▶ **Extract provided**
****************

At Bourre’s first protest, which I covered back as a fledging reporter for the York County
Coast Star, he and his merry men and women threw a giant teabag into the Piscataqua River.
The point, I guess, was that this was a dramatic re-enactment of the Boston Tea Party.
Nearly 15 years later, Bourre has retired and is channeling his revolutionary fervor into a
search of moldering papers, papers that he says will prove once and for all, beyond a shadow
of a doubt, that Seavey Island is in New Hampshire.
“This is very, very serious,” Bourre told the Maine Sunday Telegram. “That’s why nobody
has ever figured it out.”
Bourre’s wrong on two counts. First, there is nothing serious about this. The only people who
aren’t laughing are the justices of the U.S. Supreme Court, who thought they’d resolved the
matter 25 years ago when they settled a boundary-line dispute between Maine and New Hampshire
lobstermen. Second, other than Bourre, Smith, and a few kooks, everyone has figured the
border out, beginning with the high court and ending with former Maine Gov. Joseph Brennan,
who in the 1980s saw dollar signs in the sky over Seavey Island and enacted the so-called
spousal income tax.

****************

▶ **Objective**
Copy out the column on the Seavey Island border word for word, from start to finish. Work only from the column on the Seavey Island border.

****************

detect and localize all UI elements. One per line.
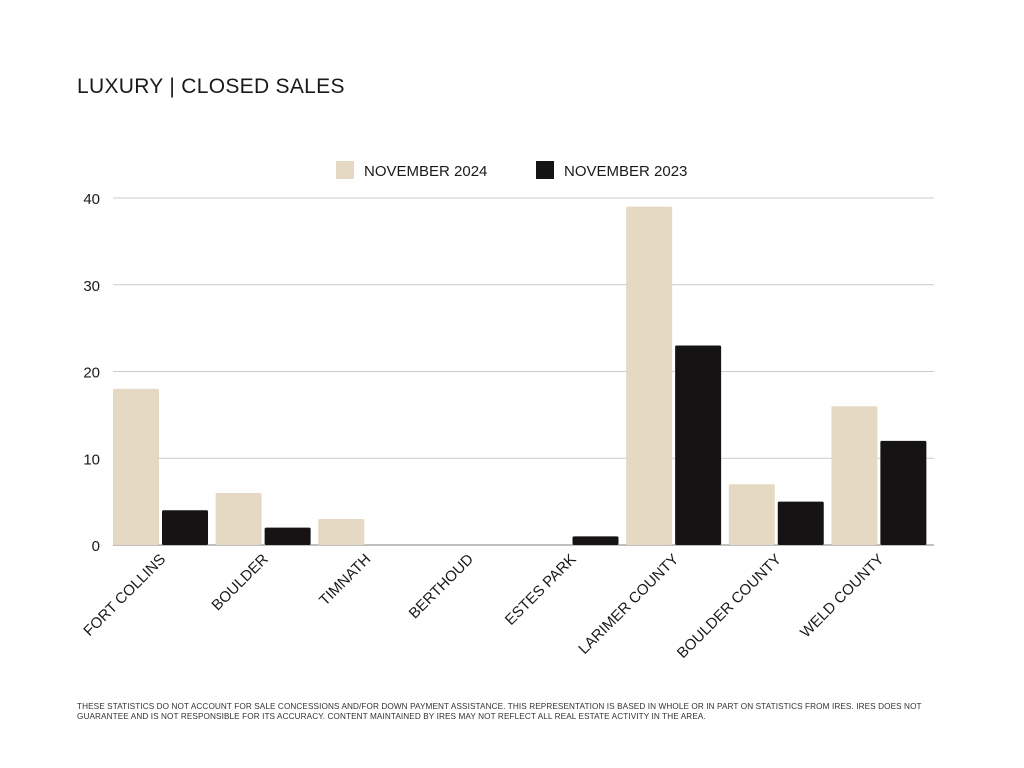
bar-november-2024 <box>831 406 878 545</box>
x-tick-label: FORT COLLINS <box>80 551 169 640</box>
y-tick-label: 10 <box>83 451 100 468</box>
y-tick-label: 30 <box>83 278 100 295</box>
x-tick-label: WELD COUNTY <box>797 551 887 641</box>
bar-november-2023 <box>162 510 208 545</box>
legend-label: NOVEMBER 2023 <box>564 163 687 180</box>
x-tick-label: BOULDER <box>208 551 271 614</box>
y-tick-label: 0 <box>92 538 100 555</box>
chart-title: LUXURY | CLOSED SALES <box>77 75 345 98</box>
legend-label: NOVEMBER 2024 <box>364 163 487 180</box>
bar-november-2024 <box>113 388 159 545</box>
y-tick-label: 40 <box>83 191 100 208</box>
x-tick-label: ESTES PARK <box>502 551 580 629</box>
bar-november-2023 <box>777 501 824 545</box>
bar-chart: 0 10 20 30 40 FORT COLLINS BOULDER TIMNATH BERT… <box>80 161 934 662</box>
legend-swatch <box>336 161 354 179</box>
x-tick-label: TIMNATH <box>316 551 374 609</box>
x-tick-label: LARIMER COUNTY <box>575 551 682 658</box>
bar-november-2023 <box>675 345 722 545</box>
legend-swatch <box>536 161 554 179</box>
bar-november-2024 <box>728 484 775 545</box>
y-axis-tick-labels: 0 10 20 30 40 <box>83 191 100 555</box>
bar-november-2024 <box>318 518 365 545</box>
y-tick-label: 20 <box>83 365 100 382</box>
x-axis-tick-labels: FORT COLLINS BOULDER TIMNATH BERTHOUD ESTES … <box>80 551 887 662</box>
bar-november-2024 <box>215 492 262 545</box>
bar-november-2024 <box>626 206 673 546</box>
legend: NOVEMBER 2024 NOVEMBER 2023 <box>336 161 687 180</box>
bar-november-2023 <box>880 440 927 545</box>
x-tick-label: BOULDER COUNTY <box>674 551 785 662</box>
x-tick-label: BERTHOUD <box>406 551 477 622</box>
bar-november-2023 <box>264 527 311 545</box>
disclaimer-footnote: THESE STATISTICS DO NOT ACCOUNT FOR SALE… <box>77 702 922 721</box>
bar-series <box>113 206 927 546</box>
bar-november-2023 <box>572 536 619 545</box>
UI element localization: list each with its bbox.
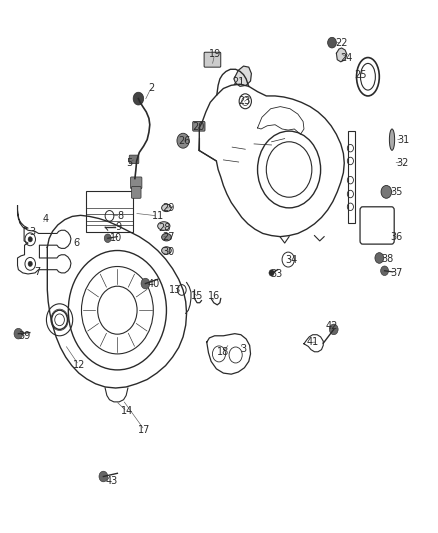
Circle shape	[381, 266, 389, 276]
Text: 3: 3	[30, 227, 36, 237]
Text: 28: 28	[158, 223, 170, 232]
Circle shape	[329, 324, 338, 335]
Text: 32: 32	[397, 158, 409, 167]
Text: 7: 7	[34, 267, 40, 277]
FancyBboxPatch shape	[204, 52, 221, 67]
Text: 3: 3	[240, 344, 246, 354]
Text: 22: 22	[336, 38, 348, 47]
Circle shape	[133, 92, 144, 105]
FancyBboxPatch shape	[129, 155, 139, 164]
Text: 13: 13	[169, 286, 181, 295]
Text: 6: 6	[74, 238, 80, 247]
Text: 27: 27	[162, 232, 175, 242]
Text: 19: 19	[208, 50, 221, 59]
Ellipse shape	[162, 204, 171, 212]
Text: 16: 16	[208, 291, 220, 301]
Circle shape	[177, 133, 189, 148]
Text: 20: 20	[192, 122, 204, 132]
FancyBboxPatch shape	[131, 187, 141, 198]
Circle shape	[269, 270, 274, 276]
Circle shape	[375, 253, 384, 263]
Text: 36: 36	[390, 232, 403, 242]
Text: 18: 18	[217, 347, 230, 357]
Text: 23: 23	[238, 96, 251, 106]
Text: 10: 10	[110, 233, 122, 243]
Text: 11: 11	[152, 211, 164, 221]
FancyBboxPatch shape	[193, 122, 205, 131]
Text: 39: 39	[18, 331, 30, 341]
Text: 33: 33	[270, 270, 282, 279]
Text: 42: 42	[326, 321, 338, 331]
Polygon shape	[234, 66, 251, 86]
Text: 8: 8	[117, 211, 124, 221]
Circle shape	[381, 185, 392, 198]
Text: 26: 26	[179, 136, 191, 146]
Text: 17: 17	[138, 425, 151, 435]
Text: 38: 38	[381, 254, 394, 263]
Circle shape	[104, 234, 111, 243]
Text: 24: 24	[341, 53, 353, 62]
Text: 34: 34	[285, 255, 297, 265]
Text: 29: 29	[162, 203, 175, 213]
Ellipse shape	[158, 222, 170, 230]
Circle shape	[28, 237, 32, 242]
Ellipse shape	[162, 247, 171, 254]
Ellipse shape	[162, 233, 171, 241]
Ellipse shape	[389, 129, 395, 150]
Text: 12: 12	[73, 360, 85, 370]
Circle shape	[28, 261, 32, 266]
Text: 15: 15	[191, 291, 203, 301]
Text: 5: 5	[126, 158, 132, 167]
Text: 9: 9	[115, 222, 121, 232]
Text: 25: 25	[354, 70, 366, 79]
Text: 2: 2	[148, 83, 154, 93]
Circle shape	[328, 37, 336, 48]
Polygon shape	[336, 48, 347, 62]
Text: 43: 43	[106, 477, 118, 486]
Text: 21: 21	[233, 77, 245, 86]
Text: 31: 31	[397, 135, 409, 144]
Text: 14: 14	[121, 407, 133, 416]
Bar	[86, 191, 133, 232]
Bar	[348, 131, 355, 223]
Text: 4: 4	[43, 214, 49, 223]
Text: 30: 30	[162, 247, 175, 256]
Circle shape	[99, 471, 108, 482]
FancyBboxPatch shape	[131, 177, 142, 189]
Circle shape	[14, 328, 23, 339]
Text: 40: 40	[148, 279, 160, 289]
Text: 37: 37	[390, 268, 403, 278]
Text: 41: 41	[307, 337, 319, 347]
Text: 35: 35	[390, 187, 403, 197]
Circle shape	[141, 278, 150, 289]
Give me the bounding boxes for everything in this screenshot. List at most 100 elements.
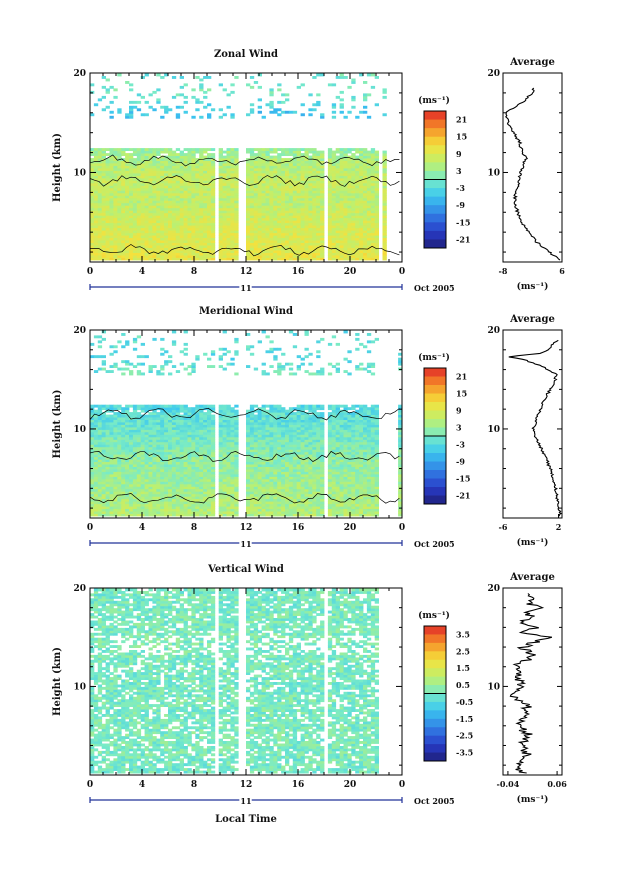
heatmap-cell — [199, 225, 204, 229]
heatmap-cell — [210, 217, 216, 221]
heatmap-cell — [207, 190, 212, 194]
heatmap-cell — [210, 245, 216, 248]
heatmap-cell — [246, 200, 251, 204]
heatmap-cell — [218, 158, 223, 161]
heatmap-cell — [93, 245, 99, 248]
heatmap-cell — [187, 449, 192, 453]
heatmap-cell — [366, 153, 372, 156]
heatmap-cell — [347, 182, 352, 186]
heatmap-cell — [203, 431, 208, 435]
heatmap-cell — [90, 175, 95, 179]
heatmap-cell — [187, 247, 192, 251]
heatmap-cell — [97, 200, 103, 204]
heatmap-cell — [179, 202, 184, 206]
heatmap-cell — [132, 230, 138, 234]
heatmap-cell — [327, 215, 333, 219]
heatmap-cell — [261, 190, 266, 194]
heatmap-cell — [152, 168, 157, 171]
heatmap-cell — [132, 255, 138, 258]
heatmap-cell — [277, 232, 282, 236]
heatmap-cell — [195, 483, 200, 487]
heatmap-cell — [253, 155, 259, 159]
heatmap-cell — [121, 451, 126, 455]
heatmap-cell — [101, 419, 106, 423]
heatmap-cell — [187, 160, 192, 164]
heatmap-cell — [257, 163, 262, 166]
heatmap-cell — [199, 486, 204, 490]
heatmap-cell — [343, 227, 348, 231]
heatmap-cell — [308, 163, 313, 166]
heatmap-cell — [183, 486, 188, 490]
heatmap-cell — [273, 192, 278, 196]
heatmap-cell — [374, 237, 379, 241]
heatmap-cell — [90, 506, 95, 509]
heatmap-cell — [234, 207, 239, 211]
heatmap-cell — [121, 427, 126, 430]
heatmap-cell — [191, 210, 196, 214]
heatmap-cell — [148, 160, 153, 164]
heatmap-cell — [175, 230, 181, 234]
heatmap-cell — [152, 240, 157, 243]
heatmap-cell — [366, 235, 372, 238]
heatmap-cell — [132, 459, 138, 462]
heatmap-cell — [168, 503, 173, 507]
heatmap-cell — [140, 496, 145, 500]
heatmap-cell — [140, 187, 145, 191]
heatmap-cell — [191, 150, 196, 154]
heatmap-cell — [113, 451, 118, 455]
heatmap-cell — [113, 240, 118, 243]
heatmap-cell — [203, 240, 208, 243]
heatmap-cell — [300, 173, 305, 176]
heatmap-cell — [370, 225, 376, 229]
heatmap-cell — [249, 150, 255, 154]
heatmap-cell — [140, 200, 145, 204]
heatmap-cell — [113, 469, 118, 472]
heatmap-cell — [160, 446, 165, 450]
heatmap-cell — [370, 205, 376, 209]
heatmap-cell — [175, 481, 181, 485]
heatmap-cell — [195, 431, 200, 435]
heatmap-cell — [164, 255, 169, 258]
colorbar-tick-label: 3 — [456, 166, 462, 176]
heatmap-cell — [129, 177, 134, 181]
heatmap-cell — [234, 230, 239, 234]
heatmap-cell — [320, 222, 325, 226]
heatmap-cell — [156, 427, 161, 430]
heatmap-cell — [136, 370, 142, 373]
heatmap-cell — [105, 88, 110, 92]
heatmap-cell — [222, 230, 227, 234]
heatmap-cell — [226, 247, 231, 251]
heatmap-cell — [335, 217, 340, 221]
heatmap-cell — [144, 215, 149, 219]
heatmap-cell — [93, 192, 99, 196]
heatmap-cell — [335, 210, 340, 214]
heatmap-cell — [93, 478, 99, 482]
heatmap-cell — [136, 488, 142, 492]
heatmap-cell — [136, 210, 142, 214]
heatmap-cell — [320, 250, 325, 253]
heatmap-cell — [288, 165, 294, 169]
heatmap-cell — [113, 476, 118, 480]
heatmap-cell — [261, 182, 266, 186]
heatmap-cell — [113, 431, 118, 435]
heatmap-cell — [179, 220, 184, 224]
heatmap-cell — [109, 345, 114, 349]
heatmap-cell — [90, 187, 95, 191]
heatmap-cell — [316, 163, 321, 166]
heatmap-cell — [156, 419, 161, 423]
heatmap-cell — [129, 212, 134, 216]
heatmap-cell — [218, 155, 223, 159]
heatmap-cell — [222, 257, 227, 261]
heatmap-cell — [234, 250, 239, 253]
heatmap-cell — [273, 247, 278, 251]
heatmap-cell — [265, 235, 270, 238]
heatmap-cell — [343, 205, 348, 209]
heatmap-cell — [366, 252, 372, 256]
heatmap-cell — [183, 498, 188, 502]
heatmap-cell — [121, 173, 126, 176]
heatmap-cell — [183, 456, 188, 460]
heatmap-cell — [164, 441, 169, 445]
heatmap-cell — [218, 230, 223, 234]
heatmap-cell — [144, 481, 149, 485]
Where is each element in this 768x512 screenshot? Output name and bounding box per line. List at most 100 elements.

****************

▶ **Task answer**
At Bourre’s first protest, which I covered back as a fledging reporter for the York County
Coast Star, he and his merry men and women threw a giant teabag into the Piscataqua River.
The point, I guess, was that this was a dramatic re-enactment of the Boston Tea Party.
Nearly 15 years later, Bourre has retired and is channeling his revolutionary fervor into a
search of moldering papers, papers that he says will prove once and for all, beyond a shadow
of a doubt, that Seavey Island is in New Hampshire.
“This is very, very serious,” Bourre told the Maine Sunday Telegram. “That’s why nobody
has ever figured it out.”
Bourre’s wrong on two counts. First, there is nothing serious about this. The only people who
aren’t laughing are the justices of the U.S. Supreme Court, who thought they’d resolved the
matter 25 years ago when they settled a boundary-line dispute between Maine and New Hampshire
lobstermen. Second, other than Bourre, Smith, and a few kooks, everyone has figured the
border out, beginning with the high court and ending with former Maine Gov. Joseph Brennan,
who in the 1980s saw dollar signs in the sky over Seavey Island and enacted the so-called
spousal income tax.